◆ SET TASK ◆
Write out all of the data exactly as it appears.

◆ PROVIDED RECORDS ◆
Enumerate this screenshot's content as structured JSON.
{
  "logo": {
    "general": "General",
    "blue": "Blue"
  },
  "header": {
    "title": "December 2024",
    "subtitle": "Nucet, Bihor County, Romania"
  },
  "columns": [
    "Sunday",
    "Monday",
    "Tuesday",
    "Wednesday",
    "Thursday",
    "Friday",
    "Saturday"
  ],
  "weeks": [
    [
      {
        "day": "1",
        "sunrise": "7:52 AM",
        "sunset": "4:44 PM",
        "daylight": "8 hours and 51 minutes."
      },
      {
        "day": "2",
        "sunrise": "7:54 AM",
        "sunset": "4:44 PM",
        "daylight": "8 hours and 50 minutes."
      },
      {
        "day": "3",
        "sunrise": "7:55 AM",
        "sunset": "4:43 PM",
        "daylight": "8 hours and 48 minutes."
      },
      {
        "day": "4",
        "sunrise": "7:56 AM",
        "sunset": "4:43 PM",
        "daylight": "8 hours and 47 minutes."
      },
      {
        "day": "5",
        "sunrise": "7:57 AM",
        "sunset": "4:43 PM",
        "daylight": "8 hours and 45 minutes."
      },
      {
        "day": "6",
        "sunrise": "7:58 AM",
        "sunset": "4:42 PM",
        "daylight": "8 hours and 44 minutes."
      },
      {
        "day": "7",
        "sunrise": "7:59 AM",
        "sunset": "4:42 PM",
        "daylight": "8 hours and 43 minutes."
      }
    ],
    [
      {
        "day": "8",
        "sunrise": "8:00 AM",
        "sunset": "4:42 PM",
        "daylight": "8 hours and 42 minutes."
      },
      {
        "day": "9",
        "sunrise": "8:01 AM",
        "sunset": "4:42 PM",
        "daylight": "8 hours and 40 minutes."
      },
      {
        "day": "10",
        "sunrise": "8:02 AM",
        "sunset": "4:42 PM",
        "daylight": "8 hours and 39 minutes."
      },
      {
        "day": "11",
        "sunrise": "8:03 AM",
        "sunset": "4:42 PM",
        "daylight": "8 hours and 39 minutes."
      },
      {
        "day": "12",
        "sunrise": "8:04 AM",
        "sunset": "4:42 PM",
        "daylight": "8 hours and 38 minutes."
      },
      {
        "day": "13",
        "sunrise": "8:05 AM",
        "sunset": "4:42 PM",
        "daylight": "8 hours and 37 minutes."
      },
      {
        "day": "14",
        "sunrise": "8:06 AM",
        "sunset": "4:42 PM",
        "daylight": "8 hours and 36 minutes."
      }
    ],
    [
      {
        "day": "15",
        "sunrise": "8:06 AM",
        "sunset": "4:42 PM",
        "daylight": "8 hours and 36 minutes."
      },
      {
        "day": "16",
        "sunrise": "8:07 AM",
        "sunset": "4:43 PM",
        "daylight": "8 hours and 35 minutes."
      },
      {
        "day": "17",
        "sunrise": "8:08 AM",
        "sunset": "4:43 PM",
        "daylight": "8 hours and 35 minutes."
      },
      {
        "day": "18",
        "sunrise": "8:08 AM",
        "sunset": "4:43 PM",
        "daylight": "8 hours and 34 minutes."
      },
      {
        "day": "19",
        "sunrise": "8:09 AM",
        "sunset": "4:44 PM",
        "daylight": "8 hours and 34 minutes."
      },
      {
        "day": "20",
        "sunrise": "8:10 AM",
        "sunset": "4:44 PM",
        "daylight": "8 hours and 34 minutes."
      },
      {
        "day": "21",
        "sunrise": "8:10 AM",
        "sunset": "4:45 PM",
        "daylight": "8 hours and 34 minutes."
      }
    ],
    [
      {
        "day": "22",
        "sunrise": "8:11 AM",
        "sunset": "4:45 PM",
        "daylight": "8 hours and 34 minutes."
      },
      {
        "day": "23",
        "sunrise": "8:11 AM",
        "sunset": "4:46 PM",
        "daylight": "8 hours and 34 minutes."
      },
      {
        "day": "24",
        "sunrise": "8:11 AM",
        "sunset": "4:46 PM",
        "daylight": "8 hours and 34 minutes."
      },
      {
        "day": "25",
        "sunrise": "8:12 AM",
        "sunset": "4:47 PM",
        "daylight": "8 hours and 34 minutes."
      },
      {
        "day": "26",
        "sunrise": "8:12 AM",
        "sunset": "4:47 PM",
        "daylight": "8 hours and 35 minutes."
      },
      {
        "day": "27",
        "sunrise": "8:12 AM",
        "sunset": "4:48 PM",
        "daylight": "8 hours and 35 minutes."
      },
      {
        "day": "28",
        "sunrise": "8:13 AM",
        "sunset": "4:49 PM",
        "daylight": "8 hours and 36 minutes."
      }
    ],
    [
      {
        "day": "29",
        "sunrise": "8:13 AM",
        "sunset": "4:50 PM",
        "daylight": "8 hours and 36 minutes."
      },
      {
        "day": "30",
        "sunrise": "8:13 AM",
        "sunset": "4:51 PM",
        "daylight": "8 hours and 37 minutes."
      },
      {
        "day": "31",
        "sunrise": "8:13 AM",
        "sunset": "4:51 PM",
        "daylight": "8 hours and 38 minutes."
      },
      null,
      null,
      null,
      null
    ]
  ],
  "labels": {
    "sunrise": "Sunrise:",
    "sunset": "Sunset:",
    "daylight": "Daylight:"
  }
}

◆ EXERCISE SOLUTION ◆
Enumerate this screenshot's content as structured JSON.
{
  "logo": {
    "general": "General",
    "blue": "Blue"
  },
  "header": {
    "title": "December 2024",
    "subtitle": "Nucet, Bihor County, Romania"
  },
  "columns": [
    "Sunday",
    "Monday",
    "Tuesday",
    "Wednesday",
    "Thursday",
    "Friday",
    "Saturday"
  ],
  "weeks": [
    [
      {
        "day": "1",
        "sunrise": "7:52 AM",
        "sunset": "4:44 PM",
        "daylight": "8 hours and 51 minutes."
      },
      {
        "day": "2",
        "sunrise": "7:54 AM",
        "sunset": "4:44 PM",
        "daylight": "8 hours and 50 minutes."
      },
      {
        "day": "3",
        "sunrise": "7:55 AM",
        "sunset": "4:43 PM",
        "daylight": "8 hours and 48 minutes."
      },
      {
        "day": "4",
        "sunrise": "7:56 AM",
        "sunset": "4:43 PM",
        "daylight": "8 hours and 47 minutes."
      },
      {
        "day": "5",
        "sunrise": "7:57 AM",
        "sunset": "4:43 PM",
        "daylight": "8 hours and 45 minutes."
      },
      {
        "day": "6",
        "sunrise": "7:58 AM",
        "sunset": "4:42 PM",
        "daylight": "8 hours and 44 minutes."
      },
      {
        "day": "7",
        "sunrise": "7:59 AM",
        "sunset": "4:42 PM",
        "daylight": "8 hours and 43 minutes."
      }
    ],
    [
      {
        "day": "8",
        "sunrise": "8:00 AM",
        "sunset": "4:42 PM",
        "daylight": "8 hours and 42 minutes."
      },
      {
        "day": "9",
        "sunrise": "8:01 AM",
        "sunset": "4:42 PM",
        "daylight": "8 hours and 40 minutes."
      },
      {
        "day": "10",
        "sunrise": "8:02 AM",
        "sunset": "4:42 PM",
        "daylight": "8 hours and 39 minutes."
      },
      {
        "day": "11",
        "sunrise": "8:03 AM",
        "sunset": "4:42 PM",
        "daylight": "8 hours and 39 minutes."
      },
      {
        "day": "12",
        "sunrise": "8:04 AM",
        "sunset": "4:42 PM",
        "daylight": "8 hours and 38 minutes."
      },
      {
        "day": "13",
        "sunrise": "8:05 AM",
        "sunset": "4:42 PM",
        "daylight": "8 hours and 37 minutes."
      },
      {
        "day": "14",
        "sunrise": "8:06 AM",
        "sunset": "4:42 PM",
        "daylight": "8 hours and 36 minutes."
      }
    ],
    [
      {
        "day": "15",
        "sunrise": "8:06 AM",
        "sunset": "4:42 PM",
        "daylight": "8 hours and 36 minutes."
      },
      {
        "day": "16",
        "sunrise": "8:07 AM",
        "sunset": "4:43 PM",
        "daylight": "8 hours and 35 minutes."
      },
      {
        "day": "17",
        "sunrise": "8:08 AM",
        "sunset": "4:43 PM",
        "daylight": "8 hours and 35 minutes."
      },
      {
        "day": "18",
        "sunrise": "8:08 AM",
        "sunset": "4:43 PM",
        "daylight": "8 hours and 34 minutes."
      },
      {
        "day": "19",
        "sunrise": "8:09 AM",
        "sunset": "4:44 PM",
        "daylight": "8 hours and 34 minutes."
      },
      {
        "day": "20",
        "sunrise": "8:10 AM",
        "sunset": "4:44 PM",
        "daylight": "8 hours and 34 minutes."
      },
      {
        "day": "21",
        "sunrise": "8:10 AM",
        "sunset": "4:45 PM",
        "daylight": "8 hours and 34 minutes."
      }
    ],
    [
      {
        "day": "22",
        "sunrise": "8:11 AM",
        "sunset": "4:45 PM",
        "daylight": "8 hours and 34 minutes."
      },
      {
        "day": "23",
        "sunrise": "8:11 AM",
        "sunset": "4:46 PM",
        "daylight": "8 hours and 34 minutes."
      },
      {
        "day": "24",
        "sunrise": "8:11 AM",
        "sunset": "4:46 PM",
        "daylight": "8 hours and 34 minutes."
      },
      {
        "day": "25",
        "sunrise": "8:12 AM",
        "sunset": "4:47 PM",
        "daylight": "8 hours and 34 minutes."
      },
      {
        "day": "26",
        "sunrise": "8:12 AM",
        "sunset": "4:47 PM",
        "daylight": "8 hours and 35 minutes."
      },
      {
        "day": "27",
        "sunrise": "8:12 AM",
        "sunset": "4:48 PM",
        "daylight": "8 hours and 35 minutes."
      },
      {
        "day": "28",
        "sunrise": "8:13 AM",
        "sunset": "4:49 PM",
        "daylight": "8 hours and 36 minutes."
      }
    ],
    [
      {
        "day": "29",
        "sunrise": "8:13 AM",
        "sunset": "4:50 PM",
        "daylight": "8 hours and 36 minutes."
      },
      {
        "day": "30",
        "sunrise": "8:13 AM",
        "sunset": "4:51 PM",
        "daylight": "8 hours and 37 minutes."
      },
      {
        "day": "31",
        "sunrise": "8:13 AM",
        "sunset": "4:51 PM",
        "daylight": "8 hours and 38 minutes."
      },
      null,
      null,
      null,
      null
    ]
  ],
  "labels": {
    "sunrise": "Sunrise:",
    "sunset": "Sunset:",
    "daylight": "Daylight:"
  }
}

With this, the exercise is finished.